▶ **To be done**: Gather up every line that includes the string "name".

────────────────

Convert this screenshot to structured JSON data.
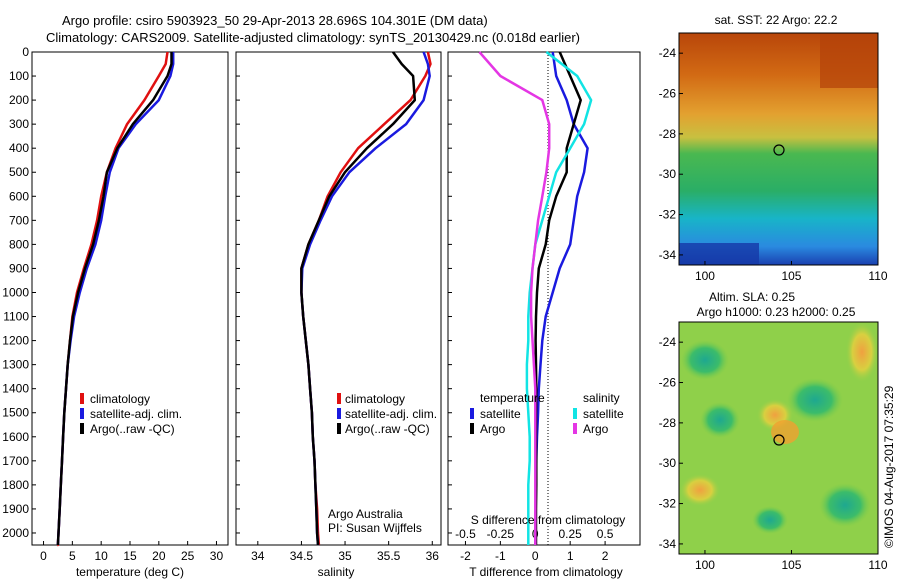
{
  "header": {
    "line1": "Argo profile: csiro 5903923_50 29-Apr-2013 28.696S 104.301E (DM data)",
    "line2": "Climatology: CARS2009. Satellite-adjusted climatology: synTS_20130429.nc (0.018d earlier)"
  },
  "colors": {
    "climatology": "#e01010",
    "satellite": "#1a1adf",
    "argo": "#000000",
    "cyan": "#11e4e4",
    "magenta": "#e436e4"
  },
  "depth_ticks": [
    "0",
    "100",
    "200",
    "300",
    "400",
    "500",
    "600",
    "700",
    "800",
    "900",
    "1000",
    "1100",
    "1200",
    "1300",
    "1400",
    "1500",
    "1600",
    "1700",
    "1800",
    "1900",
    "2000"
  ],
  "legend": {
    "items": [
      "climatology",
      "satellite-adj. clim.",
      "Argo(..raw -QC)"
    ]
  },
  "diff_legend": {
    "temperature": "temperature",
    "salinity": "salinity",
    "satellite": "satellite",
    "argo": "Argo"
  },
  "credits": {
    "line1": "Argo Australia",
    "line2": "PI: Susan Wijffels"
  },
  "sst_map": {
    "title": "sat. SST: 22  Argo: 22.2",
    "y_ticks": [
      "-24",
      "-26",
      "-28",
      "-30",
      "-32",
      "-34"
    ],
    "x_ticks": [
      "100",
      "105",
      "110"
    ]
  },
  "sla_map": {
    "title1": "Altim. SLA: 0.25",
    "title2": "Argo h1000: 0.23 h2000: 0.25",
    "y_ticks": [
      "-24",
      "-26",
      "-28",
      "-30",
      "-32",
      "-34"
    ],
    "x_ticks": [
      "100",
      "105",
      "110"
    ]
  },
  "timestamp": "©IMOS 04-Aug-2017 07:35:29",
  "chart_data": [
    {
      "type": "line",
      "xlabel": "temperature (deg C)",
      "ylabel": "",
      "xlim": [
        -2,
        32
      ],
      "ylim": [
        2050,
        0
      ],
      "x_ticks": [
        "0",
        "5",
        "10",
        "15",
        "20",
        "25",
        "30"
      ],
      "series": [
        {
          "name": "climatology",
          "color": "#e01010",
          "x": [
            21.5,
            21.2,
            20.0,
            17.5,
            14.5,
            12.5,
            11.0,
            10.0,
            9.3,
            8.3,
            7.0,
            5.8,
            5.0,
            4.6,
            4.2,
            3.9,
            3.6,
            3.4,
            3.2,
            3.0,
            2.8,
            2.6,
            2.5,
            2.4
          ],
          "y": [
            0,
            50,
            100,
            200,
            300,
            400,
            500,
            600,
            700,
            800,
            900,
            1000,
            1100,
            1200,
            1300,
            1400,
            1500,
            1600,
            1700,
            1800,
            1900,
            2000,
            2050,
            2050
          ]
        },
        {
          "name": "satellite-adj. clim.",
          "color": "#1a1adf",
          "x": [
            22.5,
            22.5,
            22.0,
            20.0,
            16.0,
            13.0,
            11.5,
            10.7,
            10.0,
            9.0,
            7.5,
            6.3,
            5.3,
            4.7,
            4.2,
            3.9,
            3.6,
            3.4,
            3.2,
            3.0,
            2.8,
            2.6,
            2.5
          ],
          "y": [
            0,
            50,
            100,
            200,
            300,
            400,
            500,
            600,
            700,
            800,
            900,
            1000,
            1100,
            1200,
            1300,
            1400,
            1500,
            1600,
            1700,
            1800,
            1900,
            2000,
            2050
          ]
        },
        {
          "name": "Argo(..raw -QC)",
          "color": "#000000",
          "x": [
            22.2,
            22.2,
            21.5,
            19.0,
            15.5,
            12.8,
            11.0,
            10.4,
            9.6,
            8.6,
            7.2,
            6.0,
            5.1,
            4.6,
            4.2,
            3.9,
            3.6,
            3.4,
            3.2,
            3.0,
            2.8,
            2.6,
            2.5
          ],
          "y": [
            0,
            50,
            100,
            200,
            300,
            400,
            500,
            600,
            700,
            800,
            900,
            1000,
            1100,
            1200,
            1300,
            1400,
            1500,
            1600,
            1700,
            1800,
            1900,
            2000,
            2050
          ]
        }
      ]
    },
    {
      "type": "line",
      "xlabel": "salinity",
      "ylabel": "",
      "xlim": [
        33.75,
        36.1
      ],
      "ylim": [
        2050,
        0
      ],
      "x_ticks": [
        "34",
        "34.5",
        "35",
        "35.5",
        "36"
      ],
      "series": [
        {
          "name": "climatology",
          "color": "#e01010",
          "x": [
            35.95,
            35.98,
            35.92,
            35.75,
            35.45,
            35.15,
            34.95,
            34.8,
            34.7,
            34.58,
            34.5,
            34.5,
            34.52,
            34.55,
            34.58,
            34.6,
            34.62,
            34.63,
            34.65,
            34.66,
            34.68,
            34.69,
            34.7
          ],
          "y": [
            0,
            50,
            100,
            200,
            300,
            400,
            500,
            600,
            700,
            800,
            900,
            1000,
            1100,
            1200,
            1300,
            1400,
            1500,
            1600,
            1700,
            1800,
            1900,
            2000,
            2050
          ]
        },
        {
          "name": "satellite-adj. clim.",
          "color": "#1a1adf",
          "x": [
            35.9,
            35.95,
            35.97,
            35.9,
            35.7,
            35.35,
            35.05,
            34.85,
            34.72,
            34.6,
            34.51,
            34.5,
            34.52,
            34.55,
            34.58,
            34.6,
            34.62,
            34.63,
            34.65,
            34.66,
            34.67,
            34.68,
            34.69
          ],
          "y": [
            0,
            50,
            100,
            200,
            300,
            400,
            500,
            600,
            700,
            800,
            900,
            1000,
            1100,
            1200,
            1300,
            1400,
            1500,
            1600,
            1700,
            1800,
            1900,
            2000,
            2050
          ]
        },
        {
          "name": "Argo(..raw -QC)",
          "color": "#000000",
          "x": [
            35.55,
            35.65,
            35.78,
            35.8,
            35.55,
            35.25,
            35.0,
            34.82,
            34.7,
            34.58,
            34.5,
            34.5,
            34.52,
            34.55,
            34.58,
            34.6,
            34.62,
            34.63,
            34.65,
            34.66,
            34.67,
            34.68,
            34.69
          ],
          "y": [
            0,
            50,
            100,
            200,
            300,
            400,
            500,
            600,
            700,
            800,
            900,
            1000,
            1100,
            1200,
            1300,
            1400,
            1500,
            1600,
            1700,
            1800,
            1900,
            2000,
            2050
          ]
        }
      ]
    },
    {
      "type": "line",
      "title": "",
      "xlabel": "T difference from climatology",
      "ylabel": "",
      "xlim": [
        -2.5,
        3.0
      ],
      "ylim": [
        2050,
        0
      ],
      "x_ticks": [
        "-2",
        "-1",
        "0",
        "1",
        "2"
      ],
      "x2label": "S difference from climatology",
      "x2_ticks": [
        "-0.5",
        "-0.25",
        "0",
        "0.25",
        "0.5"
      ],
      "x2lim": [
        -0.625,
        0.75
      ],
      "series": [
        {
          "name": "temperature satellite",
          "color": "#1a1adf",
          "x": [
            0.5,
            0.6,
            0.9,
            1.1,
            1.5,
            1.4,
            1.2,
            1.1,
            1.0,
            0.7,
            0.5,
            0.3,
            0.2,
            0.15,
            0.1,
            0.08,
            0.05,
            0.03,
            0.02,
            0.01,
            0.0,
            0.0
          ],
          "y": [
            0,
            100,
            200,
            300,
            400,
            500,
            600,
            700,
            800,
            900,
            1000,
            1100,
            1200,
            1300,
            1400,
            1500,
            1600,
            1700,
            1800,
            1900,
            2000,
            2050
          ]
        },
        {
          "name": "temperature Argo",
          "color": "#000000",
          "x": [
            0.7,
            1.0,
            1.3,
            1.1,
            0.9,
            0.9,
            0.6,
            0.4,
            0.3,
            0.1,
            0.05,
            0.02,
            0.01,
            0.02,
            0.03,
            0.02,
            0.02,
            0.03,
            0.03,
            0.02,
            0.02,
            0.02
          ],
          "y": [
            0,
            100,
            200,
            300,
            400,
            500,
            600,
            700,
            800,
            900,
            1000,
            1100,
            1200,
            1300,
            1400,
            1500,
            1600,
            1700,
            1800,
            1900,
            2000,
            2050
          ]
        },
        {
          "name": "salinity satellite",
          "color": "#11e4e4",
          "x": [
            0.08,
            0.3,
            0.4,
            0.35,
            0.25,
            0.15,
            0.1,
            0.05,
            0.0,
            -0.02,
            -0.04,
            -0.05,
            -0.05,
            -0.06,
            -0.06,
            -0.05,
            -0.04,
            -0.04,
            -0.05,
            -0.05,
            -0.05,
            -0.05
          ],
          "y": [
            0,
            100,
            200,
            300,
            400,
            500,
            600,
            700,
            800,
            900,
            1000,
            1100,
            1200,
            1300,
            1400,
            1500,
            1600,
            1700,
            1800,
            1900,
            2000,
            2050
          ]
        },
        {
          "name": "salinity Argo",
          "color": "#e436e4",
          "x": [
            -0.4,
            -0.25,
            0.05,
            0.1,
            0.1,
            0.08,
            0.05,
            0.02,
            0.0,
            -0.02,
            -0.03,
            -0.03,
            -0.02,
            -0.01,
            0.0,
            0.0,
            0.0,
            0.0,
            0.0,
            0.0,
            0.0,
            0.0
          ],
          "y": [
            0,
            100,
            200,
            300,
            400,
            500,
            600,
            700,
            800,
            900,
            1000,
            1100,
            1200,
            1300,
            1400,
            1500,
            1600,
            1700,
            1800,
            1900,
            2000,
            2050
          ]
        }
      ]
    }
  ]
}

────────────────

▶ **Complete output**:
          "name": "climatology",
          "name": "satellite-adj. clim.",
          "name": "Argo(..raw -QC)",
          "name": "climatology",
          "name": "satellite-adj. clim.",
          "name": "Argo(..raw -QC)",
          "name": "temperature satellite",
          "name": "temperature Argo",
          "name": "salinity satellite",
          "name": "salinity Argo",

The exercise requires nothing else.